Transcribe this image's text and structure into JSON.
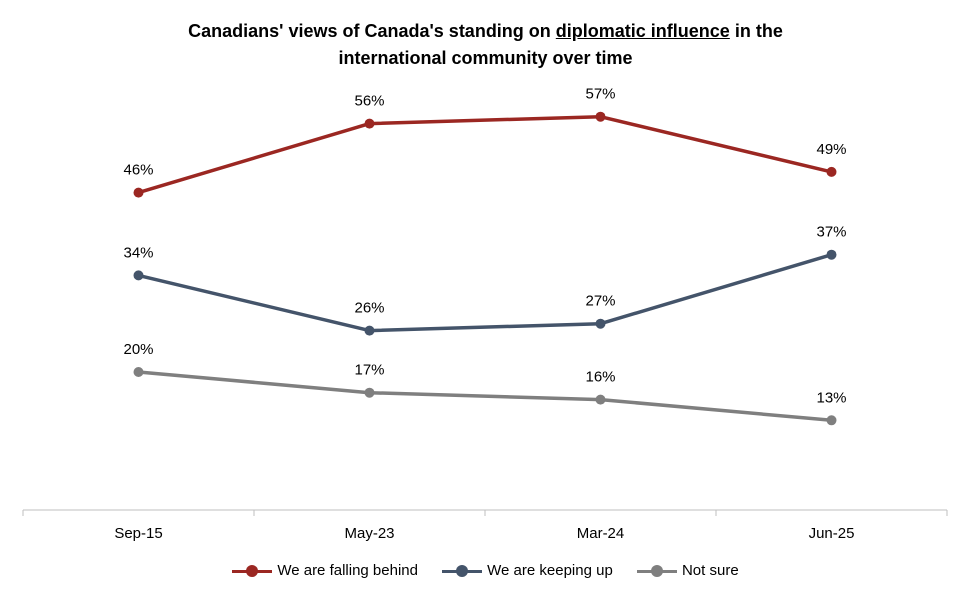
{
  "title": {
    "part1": "Canadians' views of Canada's  standing on ",
    "underlined": "diplomatic influence",
    "part2": " in the",
    "line2": "international community over time"
  },
  "chart_data": {
    "type": "line",
    "title": "Canadians' views of Canada's standing on diplomatic influence in the international community over time",
    "categories": [
      "Sep-15",
      "May-23",
      "Mar-24",
      "Jun-25"
    ],
    "ylim": [
      0,
      70
    ],
    "grid": false,
    "legend_position": "bottom",
    "series": [
      {
        "name": "We are falling behind",
        "color": "#9b2722",
        "values": [
          46,
          56,
          57,
          49
        ],
        "labels": [
          "46%",
          "56%",
          "57%",
          "49%"
        ]
      },
      {
        "name": "We are keeping up",
        "color": "#44546a",
        "values": [
          34,
          26,
          27,
          37
        ],
        "labels": [
          "34%",
          "26%",
          "27%",
          "37%"
        ]
      },
      {
        "name": "Not sure",
        "color": "#7f7f7f",
        "values": [
          20,
          17,
          16,
          13
        ],
        "labels": [
          "20%",
          "17%",
          "16%",
          "13%"
        ]
      }
    ]
  }
}
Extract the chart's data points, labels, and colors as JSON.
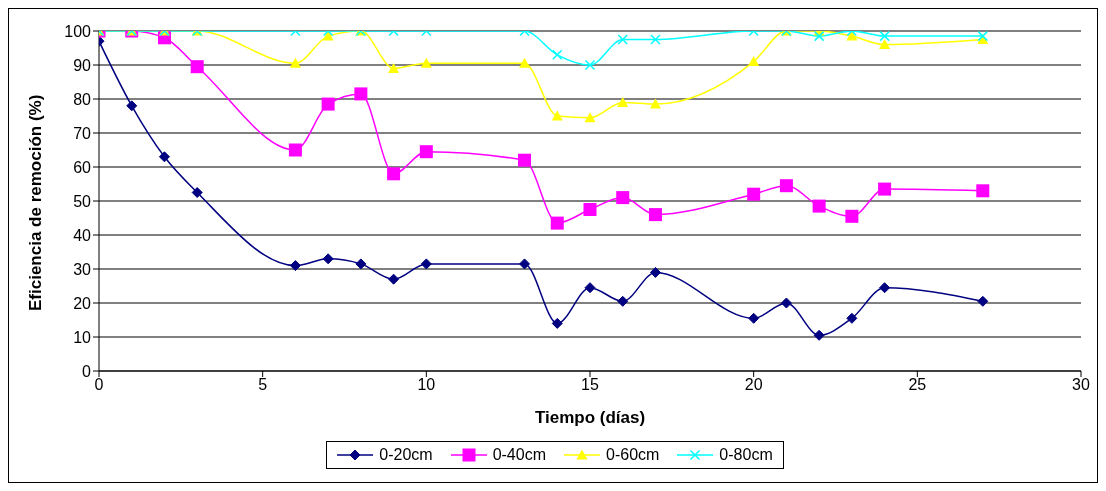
{
  "chart_data": {
    "type": "line",
    "xlabel": "Tiempo (días)",
    "ylabel": "Eficiencia de remoción (%)",
    "x": [
      0,
      1,
      2,
      3,
      6,
      7,
      8,
      9,
      10,
      13,
      14,
      15,
      16,
      17,
      20,
      21,
      22,
      23,
      24,
      27
    ],
    "series": [
      {
        "name": "0-20cm",
        "color": "#000080",
        "marker": "diamond",
        "values": [
          97,
          78,
          63,
          52.5,
          31,
          33,
          31.5,
          27,
          31.5,
          31.5,
          14,
          24.5,
          20.5,
          29,
          15.5,
          20,
          10.5,
          15.5,
          24.5,
          20.5
        ]
      },
      {
        "name": "0-40cm",
        "color": "#ff00ff",
        "marker": "square",
        "values": [
          100,
          100,
          98,
          89.5,
          65,
          78.5,
          81.5,
          58,
          64.5,
          62,
          43.5,
          47.5,
          51,
          46,
          52,
          54.5,
          48.5,
          45.5,
          53.5,
          53
        ]
      },
      {
        "name": "0-60cm",
        "color": "#ffff00",
        "marker": "triangle",
        "values": [
          100,
          100,
          100,
          100,
          90.5,
          98.5,
          100,
          89,
          90.5,
          90.5,
          75,
          74.5,
          79,
          78.5,
          91,
          100,
          100,
          98.5,
          96,
          97.5
        ]
      },
      {
        "name": "0-80cm",
        "color": "#00ffff",
        "marker": "cross",
        "values": [
          100,
          100,
          100,
          100,
          100,
          100,
          100,
          100,
          100,
          100,
          93,
          90,
          97.5,
          97.5,
          100,
          100,
          98.5,
          100,
          98.5,
          98.5
        ]
      }
    ],
    "xlim": [
      0,
      30
    ],
    "xticks": [
      0,
      5,
      10,
      15,
      20,
      25,
      30
    ],
    "ylim": [
      0,
      100
    ],
    "yticks": [
      0,
      10,
      20,
      30,
      40,
      50,
      60,
      70,
      80,
      90,
      100
    ],
    "grid": "y",
    "legend": "bottom"
  }
}
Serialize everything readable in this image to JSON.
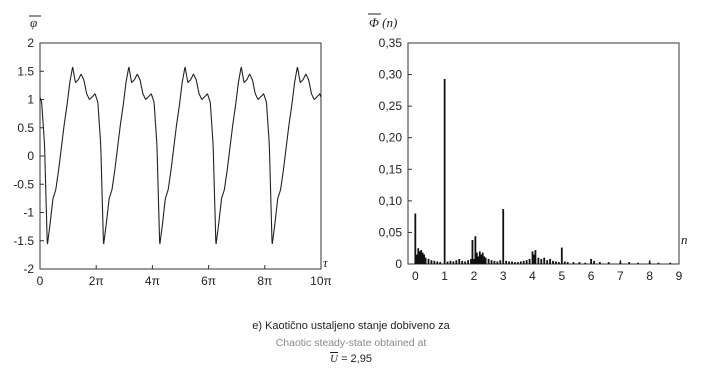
{
  "chart_data": [
    {
      "type": "line",
      "ylabel": "φ",
      "xlabel": "τ",
      "xlim": [
        0,
        31.416
      ],
      "ylim": [
        -2,
        2
      ],
      "x_tick_labels": [
        "0",
        "2π",
        "4π",
        "6π",
        "8π",
        "10π"
      ],
      "x_tick_values": [
        0,
        6.283,
        12.566,
        18.85,
        25.133,
        31.416
      ],
      "y_tick_labels": [
        "2",
        "1.5",
        "1",
        "0.5",
        "0",
        "-0.5",
        "-1",
        "-1.5",
        "-2"
      ],
      "y_tick_values": [
        2,
        1.5,
        1,
        0.5,
        0,
        -0.5,
        -1,
        -1.5,
        -2
      ],
      "period": 6.283,
      "x": [
        0.0,
        0.31,
        0.63,
        0.94,
        1.26,
        1.57,
        1.88,
        2.2,
        2.51,
        2.83,
        3.14,
        3.46,
        3.77,
        4.08,
        4.4,
        4.71,
        5.03,
        5.34,
        5.65,
        5.97,
        6.28
      ],
      "y": [
        -1.58,
        -1.2,
        -0.75,
        -0.6,
        -0.25,
        0.15,
        0.55,
        0.9,
        1.3,
        1.58,
        1.3,
        1.35,
        1.45,
        1.35,
        1.1,
        1.0,
        1.05,
        1.1,
        0.95,
        0.2,
        -1.58
      ],
      "phase_offset": 0.82
    },
    {
      "type": "bar",
      "ylabel": "Φ (n)",
      "xlabel": "n",
      "xlim": [
        -0.25,
        9
      ],
      "ylim": [
        0,
        0.35
      ],
      "x_tick_labels": [
        "0",
        "1",
        "2",
        "3",
        "4",
        "5",
        "6",
        "7",
        "8",
        "9"
      ],
      "x_tick_values": [
        0,
        1,
        2,
        3,
        4,
        5,
        6,
        7,
        8,
        9
      ],
      "y_tick_labels": [
        "0,35",
        "0,30",
        "0,25",
        "0,20",
        "0,15",
        "0,10",
        "0,05",
        "0"
      ],
      "y_tick_values": [
        0.35,
        0.3,
        0.25,
        0.2,
        0.15,
        0.1,
        0.05,
        0
      ],
      "x": [
        0.0,
        0.05,
        0.1,
        0.15,
        0.2,
        0.25,
        0.3,
        0.35,
        0.45,
        0.55,
        0.65,
        0.75,
        0.85,
        1.0,
        1.1,
        1.2,
        1.3,
        1.4,
        1.5,
        1.6,
        1.7,
        1.8,
        1.9,
        1.95,
        2.0,
        2.05,
        2.1,
        2.15,
        2.2,
        2.25,
        2.3,
        2.35,
        2.4,
        2.5,
        2.6,
        2.7,
        2.8,
        2.9,
        3.0,
        3.1,
        3.2,
        3.3,
        3.4,
        3.5,
        3.6,
        3.7,
        3.8,
        3.9,
        4.0,
        4.05,
        4.1,
        4.2,
        4.3,
        4.4,
        4.5,
        4.6,
        4.7,
        4.8,
        4.9,
        5.0,
        5.1,
        5.2,
        5.4,
        5.6,
        5.8,
        6.0,
        6.1,
        6.3,
        6.6,
        7.0,
        7.3,
        7.6,
        8.0,
        8.3,
        8.7
      ],
      "values": [
        0.08,
        0.015,
        0.025,
        0.02,
        0.022,
        0.018,
        0.015,
        0.01,
        0.008,
        0.006,
        0.005,
        0.004,
        0.003,
        0.293,
        0.004,
        0.005,
        0.004,
        0.006,
        0.008,
        0.005,
        0.004,
        0.006,
        0.008,
        0.038,
        0.008,
        0.044,
        0.018,
        0.012,
        0.02,
        0.015,
        0.018,
        0.012,
        0.01,
        0.008,
        0.006,
        0.005,
        0.004,
        0.006,
        0.087,
        0.005,
        0.004,
        0.004,
        0.003,
        0.003,
        0.004,
        0.005,
        0.006,
        0.008,
        0.02,
        0.015,
        0.022,
        0.01,
        0.008,
        0.01,
        0.006,
        0.008,
        0.005,
        0.004,
        0.003,
        0.026,
        0.004,
        0.003,
        0.003,
        0.003,
        0.002,
        0.008,
        0.005,
        0.003,
        0.003,
        0.004,
        0.003,
        0.002,
        0.004,
        0.002,
        0.002
      ]
    }
  ],
  "caption": {
    "line1": "e) Kaotično ustaljeno stanje dobiveno za",
    "line2": "Chaotic steady-state obtained at",
    "line3_var": "U",
    "line3_val": "= 2,95"
  },
  "colors": {
    "line": "#222222",
    "bars": "#111111",
    "axes": "#333333"
  }
}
┄┄┄┄┄┄┄┄┄┄┄┄┄┄┄┄┄┄┄┄
Lines holding the word "this" in the entries above are the ones to pull out. Copy them all.

Transcribe this image's text and structure into JSON.
Serialize everything readable in this image to JSON.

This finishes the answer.